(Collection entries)
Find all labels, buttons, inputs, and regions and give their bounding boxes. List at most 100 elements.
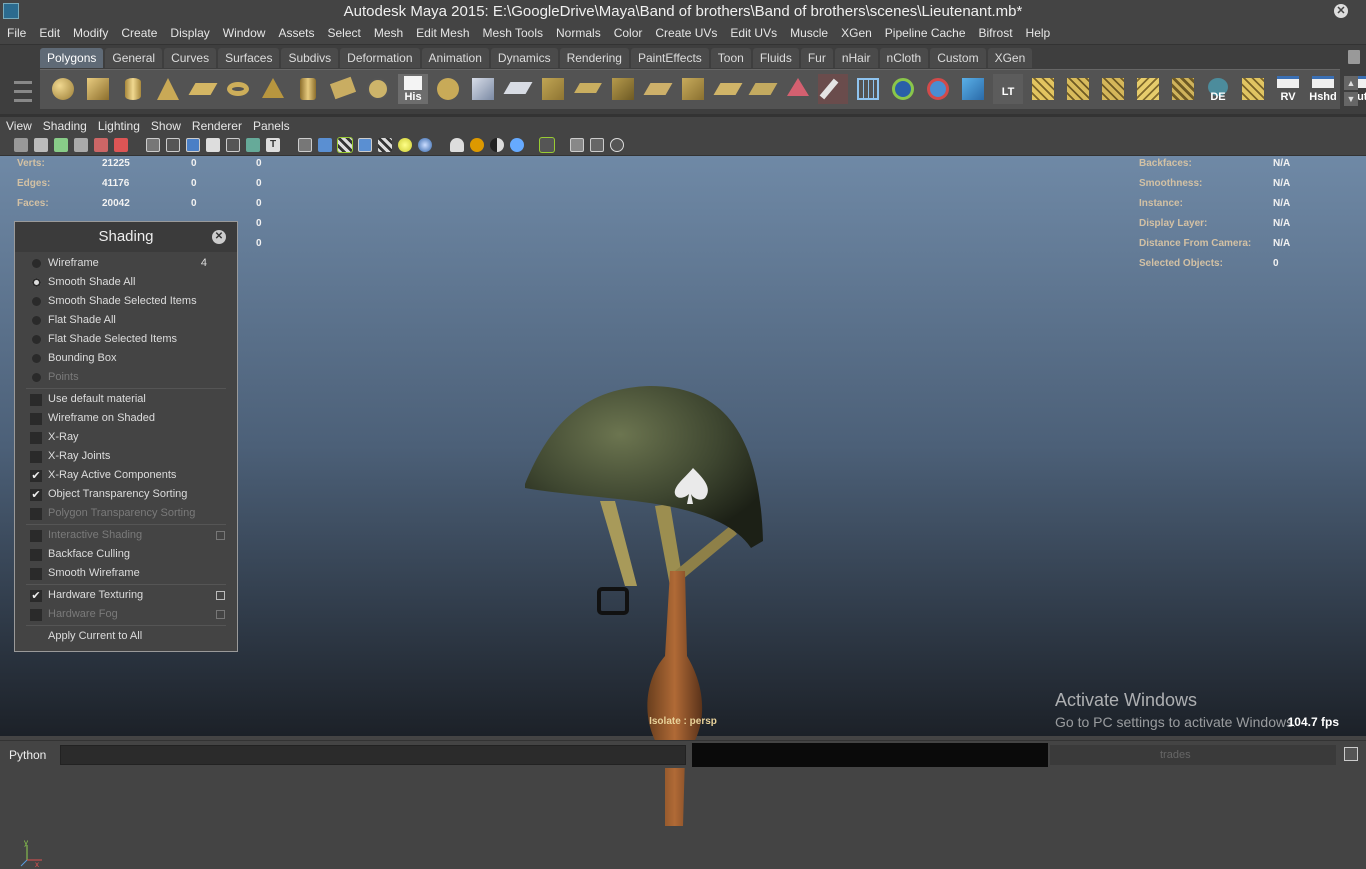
- poly-pipe-icon[interactable]: [293, 74, 323, 104]
- shading-option-wireframe[interactable]: Wireframe 4: [22, 254, 231, 273]
- mirror-icon[interactable]: [573, 74, 603, 104]
- menu-edit-mesh[interactable]: Edit Mesh: [409, 24, 475, 42]
- checkbox[interactable]: [30, 432, 42, 444]
- combine-icon[interactable]: [433, 74, 463, 104]
- shading-option-wireframe-on-shaded[interactable]: Wireframe on Shaded: [22, 409, 231, 428]
- checkbox[interactable]: [30, 549, 42, 561]
- checkbox[interactable]: [30, 568, 42, 580]
- film-gate-icon[interactable]: [166, 138, 180, 152]
- shelf-tab-ncloth[interactable]: nCloth: [879, 48, 929, 68]
- shelf-tab-fur[interactable]: Fur: [800, 48, 833, 68]
- poly-torus-icon[interactable]: [223, 74, 253, 104]
- panel-menu-view[interactable]: View: [0, 117, 37, 135]
- poly-cylinder-icon[interactable]: [118, 74, 148, 104]
- sculpt-brush-icon[interactable]: [818, 74, 848, 104]
- lt-icon[interactable]: LT: [993, 74, 1023, 104]
- menu-color[interactable]: Color: [607, 24, 649, 42]
- shelf-scroll-up-icon[interactable]: ▲: [1344, 76, 1358, 90]
- panel-menu-lighting[interactable]: Lighting: [92, 117, 145, 135]
- field-chart-icon[interactable]: [226, 138, 240, 152]
- script-editor-icon[interactable]: [1344, 747, 1358, 761]
- resolution-gate-icon[interactable]: [186, 138, 200, 152]
- menu-modify[interactable]: Modify: [66, 24, 114, 42]
- camera-attributes-icon[interactable]: [34, 138, 48, 152]
- separate-icon[interactable]: [468, 74, 498, 104]
- shelf-tab-rendering[interactable]: Rendering: [559, 48, 629, 68]
- checkbox[interactable]: [30, 451, 42, 463]
- grease-pencil-icon[interactable]: [114, 138, 128, 152]
- shading-option-use-default-material[interactable]: Use default material: [22, 390, 231, 409]
- poly-pyramid-icon[interactable]: [258, 74, 288, 104]
- rv-icon[interactable]: RV: [1273, 74, 1303, 104]
- bookmarks-icon[interactable]: [54, 138, 68, 152]
- safe-action-icon[interactable]: [246, 138, 260, 152]
- radio-button[interactable]: [32, 335, 41, 344]
- menu-display[interactable]: Display: [163, 24, 215, 42]
- shading-option-smooth-shade-all[interactable]: Smooth Shade All: [22, 273, 231, 292]
- anti-aliasing-icon[interactable]: [490, 138, 504, 152]
- option-box-icon[interactable]: [216, 591, 225, 600]
- extract-icon[interactable]: [503, 74, 533, 104]
- shading-option-bounding-box[interactable]: Bounding Box: [22, 349, 231, 368]
- hshd-icon[interactable]: Hshd: [1308, 74, 1338, 104]
- offset-edge-loop-icon[interactable]: [783, 74, 813, 104]
- shading-option-object-transparency-sorting[interactable]: ✔ Object Transparency Sorting: [22, 485, 231, 504]
- radio-button[interactable]: [32, 316, 41, 325]
- depth-of-field-icon[interactable]: [510, 138, 524, 152]
- menu-create-uvs[interactable]: Create UVs: [648, 24, 723, 42]
- radio-button[interactable]: [32, 278, 41, 287]
- menu-edit[interactable]: Edit: [32, 24, 66, 42]
- insert-edge-loop-icon[interactable]: [748, 74, 778, 104]
- shelf-tab-curves[interactable]: Curves: [164, 48, 217, 68]
- shading-option-backface-culling[interactable]: Backface Culling: [22, 545, 231, 564]
- menu-normals[interactable]: Normals: [549, 24, 607, 42]
- shading-option-flat-shade-selected-items[interactable]: Flat Shade Selected Items: [22, 330, 231, 349]
- uv-unfold-icon[interactable]: [1238, 74, 1268, 104]
- poly-helix-icon[interactable]: [328, 74, 358, 104]
- menu-bifrost[interactable]: Bifrost: [972, 24, 1019, 42]
- checkbox[interactable]: [30, 394, 42, 406]
- shelf-tab-toon[interactable]: Toon: [710, 48, 751, 68]
- panel-menu-panels[interactable]: Panels: [247, 117, 295, 135]
- radio-button[interactable]: [32, 297, 41, 306]
- gate-mask-icon[interactable]: [206, 138, 220, 152]
- use-all-lights-icon[interactable]: [378, 138, 392, 152]
- menu-assets[interactable]: Assets: [271, 24, 320, 42]
- shelf-tab-nhair[interactable]: nHair: [834, 48, 878, 68]
- screen-space-ao-icon[interactable]: [450, 138, 464, 152]
- isolate-select-icon[interactable]: [540, 138, 554, 152]
- checkbox[interactable]: ✔: [30, 590, 42, 602]
- wireframe-on-shaded-icon[interactable]: [358, 138, 372, 152]
- shading-option-smooth-shade-selected-items[interactable]: Smooth Shade Selected Items: [22, 292, 231, 311]
- shelf-tab-deformation[interactable]: Deformation: [340, 48, 420, 68]
- checkbox[interactable]: [30, 413, 42, 425]
- menu-pipeline-cache[interactable]: Pipeline Cache: [878, 24, 972, 42]
- menu-window[interactable]: Window: [216, 24, 272, 42]
- menu-create[interactable]: Create: [114, 24, 163, 42]
- safe-title-icon[interactable]: T: [266, 138, 280, 152]
- uv-grid-icon[interactable]: [853, 74, 883, 104]
- close-window-icon[interactable]: ✕: [1334, 4, 1348, 18]
- menu-mesh-tools[interactable]: Mesh Tools: [476, 24, 549, 42]
- shelf-grip-icon[interactable]: [12, 75, 34, 115]
- select-camera-icon[interactable]: [14, 138, 28, 152]
- menu-edit-uvs[interactable]: Edit UVs: [723, 24, 783, 42]
- xray-active-icon[interactable]: [590, 138, 604, 152]
- normals-icon[interactable]: [923, 74, 953, 104]
- panel-menu-renderer[interactable]: Renderer: [186, 117, 247, 135]
- shelf-tab-surfaces[interactable]: Surfaces: [218, 48, 280, 68]
- default-light-icon[interactable]: [398, 138, 412, 152]
- command-input[interactable]: [60, 745, 686, 765]
- menu-file[interactable]: File: [0, 24, 32, 42]
- shelf-tab-xgen[interactable]: XGen: [987, 48, 1033, 68]
- smooth-icon[interactable]: [538, 74, 568, 104]
- close-panel-icon[interactable]: ✕: [212, 230, 226, 244]
- checkbox[interactable]: ✔: [30, 470, 42, 482]
- uv-cylindrical-icon[interactable]: [1098, 74, 1128, 104]
- menu-help[interactable]: Help: [1019, 24, 1057, 42]
- radio-button[interactable]: [32, 259, 41, 268]
- shading-option-x-ray[interactable]: X-Ray: [22, 428, 231, 447]
- shelf-tab-subdivs[interactable]: Subdivs: [281, 48, 339, 68]
- checkbox[interactable]: ✔: [30, 489, 42, 501]
- shelf-tab-custom[interactable]: Custom: [930, 48, 986, 68]
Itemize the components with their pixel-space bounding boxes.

**Given request:**
Please copy the rows above word for word, with the pictures left out.

**Answer to the task:**
Find all labels, buttons, inputs, and regions and give their bounding boxes. List at most 100 elements.
- poly-pipe-icon[interactable]: [293, 74, 323, 104]
- shading-option-wireframe[interactable]: Wireframe 4: [22, 254, 231, 273]
- mirror-icon[interactable]: [573, 74, 603, 104]
- menu-edit-mesh[interactable]: Edit Mesh: [409, 24, 475, 42]
- checkbox[interactable]: [30, 432, 42, 444]
- combine-icon[interactable]: [433, 74, 463, 104]
- shading-option-wireframe-on-shaded[interactable]: Wireframe on Shaded: [22, 409, 231, 428]
- checkbox[interactable]: [30, 549, 42, 561]
- checkbox[interactable]: [30, 568, 42, 580]
- film-gate-icon[interactable]: [166, 138, 180, 152]
- shelf-tab-ncloth[interactable]: nCloth: [879, 48, 929, 68]
- shelf-tab-fur[interactable]: Fur: [800, 48, 833, 68]
- poly-torus-icon[interactable]: [223, 74, 253, 104]
- panel-menu-view[interactable]: View: [0, 117, 37, 135]
- poly-cylinder-icon[interactable]: [118, 74, 148, 104]
- sculpt-brush-icon[interactable]: [818, 74, 848, 104]
- lt-icon[interactable]: LT: [993, 74, 1023, 104]
- menu-color[interactable]: Color: [607, 24, 649, 42]
- shelf-scroll-up-icon[interactable]: ▲: [1344, 76, 1358, 90]
- panel-menu-lighting[interactable]: Lighting: [92, 117, 145, 135]
- field-chart-icon[interactable]: [226, 138, 240, 152]
- script-editor-icon[interactable]: [1344, 747, 1358, 761]
- resolution-gate-icon[interactable]: [186, 138, 200, 152]
- menu-modify[interactable]: Modify: [66, 24, 114, 42]
- camera-attributes-icon[interactable]: [34, 138, 48, 152]
- separate-icon[interactable]: [468, 74, 498, 104]
- shelf-tab-rendering[interactable]: Rendering: [559, 48, 629, 68]
- checkbox[interactable]: [30, 451, 42, 463]
- grease-pencil-icon[interactable]: [114, 138, 128, 152]
- shading-option-use-default-material[interactable]: Use default material: [22, 390, 231, 409]
- poly-pyramid-icon[interactable]: [258, 74, 288, 104]
- rv-icon[interactable]: RV: [1273, 74, 1303, 104]
- bookmarks-icon[interactable]: [54, 138, 68, 152]
- safe-action-icon[interactable]: [246, 138, 260, 152]
- radio-button[interactable]: [32, 335, 41, 344]
- menu-display[interactable]: Display: [163, 24, 215, 42]
- shading-option-smooth-shade-all[interactable]: Smooth Shade All: [22, 273, 231, 292]
- anti-aliasing-icon[interactable]: [490, 138, 504, 152]
- option-box-icon[interactable]: [216, 591, 225, 600]
- extract-icon[interactable]: [503, 74, 533, 104]
- shading-option-bounding-box[interactable]: Bounding Box: [22, 349, 231, 368]
- hshd-icon[interactable]: Hshd: [1308, 74, 1338, 104]
- offset-edge-loop-icon[interactable]: [783, 74, 813, 104]
- shading-option-object-transparency-sorting[interactable]: ✔ Object Transparency Sorting: [22, 485, 231, 504]
- radio-button[interactable]: [32, 316, 41, 325]
- depth-of-field-icon[interactable]: [510, 138, 524, 152]
- menu-create-uvs[interactable]: Create UVs: [648, 24, 723, 42]
- radio-button[interactable]: [32, 278, 41, 287]
- menu-edit[interactable]: Edit: [32, 24, 66, 42]
- insert-edge-loop-icon[interactable]: [748, 74, 778, 104]
- shelf-tab-curves[interactable]: Curves: [164, 48, 217, 68]
- shading-option-backface-culling[interactable]: Backface Culling: [22, 545, 231, 564]
- menu-normals[interactable]: Normals: [549, 24, 607, 42]
- shading-option-flat-shade-selected-items[interactable]: Flat Shade Selected Items: [22, 330, 231, 349]
- uv-unfold-icon[interactable]: [1238, 74, 1268, 104]
- poly-helix-icon[interactable]: [328, 74, 358, 104]
- menu-bifrost[interactable]: Bifrost: [972, 24, 1019, 42]
- checkbox[interactable]: [30, 394, 42, 406]
- shelf-tab-toon[interactable]: Toon: [710, 48, 751, 68]
- panel-menu-panels[interactable]: Panels: [247, 117, 295, 135]
- radio-button[interactable]: [32, 297, 41, 306]
- gate-mask-icon[interactable]: [206, 138, 220, 152]
- use-all-lights-icon[interactable]: [378, 138, 392, 152]
- menu-assets[interactable]: Assets: [271, 24, 320, 42]
- shelf-tab-nhair[interactable]: nHair: [834, 48, 878, 68]
- screen-space-ao-icon[interactable]: [450, 138, 464, 152]
- isolate-select-icon[interactable]: [540, 138, 554, 152]
- checkbox[interactable]: ✔: [30, 590, 42, 602]
- wireframe-on-shaded-icon[interactable]: [358, 138, 372, 152]
- shading-option-smooth-shade-selected-items[interactable]: Smooth Shade Selected Items: [22, 292, 231, 311]
- shelf-tab-deformation[interactable]: Deformation: [340, 48, 420, 68]
- checkbox[interactable]: [30, 413, 42, 425]
- menu-pipeline-cache[interactable]: Pipeline Cache: [878, 24, 972, 42]
- menu-window[interactable]: Window: [216, 24, 272, 42]
- menu-create[interactable]: Create: [114, 24, 163, 42]
- safe-title-icon[interactable]: T: [266, 138, 280, 152]
- uv-grid-icon[interactable]: [853, 74, 883, 104]
- close-window-icon[interactable]: ✕: [1334, 4, 1348, 18]
- menu-mesh-tools[interactable]: Mesh Tools: [476, 24, 549, 42]
- shelf-grip-icon[interactable]: [12, 75, 34, 115]
- select-camera-icon[interactable]: [14, 138, 28, 152]
- menu-edit-uvs[interactable]: Edit UVs: [723, 24, 783, 42]
- xray-active-icon[interactable]: [590, 138, 604, 152]
- normals-icon[interactable]: [923, 74, 953, 104]
- panel-menu-renderer[interactable]: Renderer: [186, 117, 247, 135]
- shelf-tab-surfaces[interactable]: Surfaces: [218, 48, 280, 68]
- default-light-icon[interactable]: [398, 138, 412, 152]
- command-input[interactable]: [60, 745, 686, 765]
- menu-file[interactable]: File: [0, 24, 32, 42]
- shelf-tab-xgen[interactable]: XGen: [987, 48, 1033, 68]
- smooth-icon[interactable]: [538, 74, 568, 104]
- close-panel-icon[interactable]: ✕: [212, 230, 226, 244]
- checkbox[interactable]: ✔: [30, 470, 42, 482]
- uv-cylindrical-icon[interactable]: [1098, 74, 1128, 104]
- menu-help[interactable]: Help: [1019, 24, 1057, 42]
- radio-button[interactable]: [32, 259, 41, 268]
- shading-option-x-ray[interactable]: X-Ray: [22, 428, 231, 447]
- shelf-tab-subdivs[interactable]: Subdivs: [281, 48, 339, 68]
- checkbox[interactable]: ✔: [30, 489, 42, 501]
- shelf-tab-custom[interactable]: Custom: [930, 48, 986, 68]
Itemize the components with their pixel-space bounding boxes.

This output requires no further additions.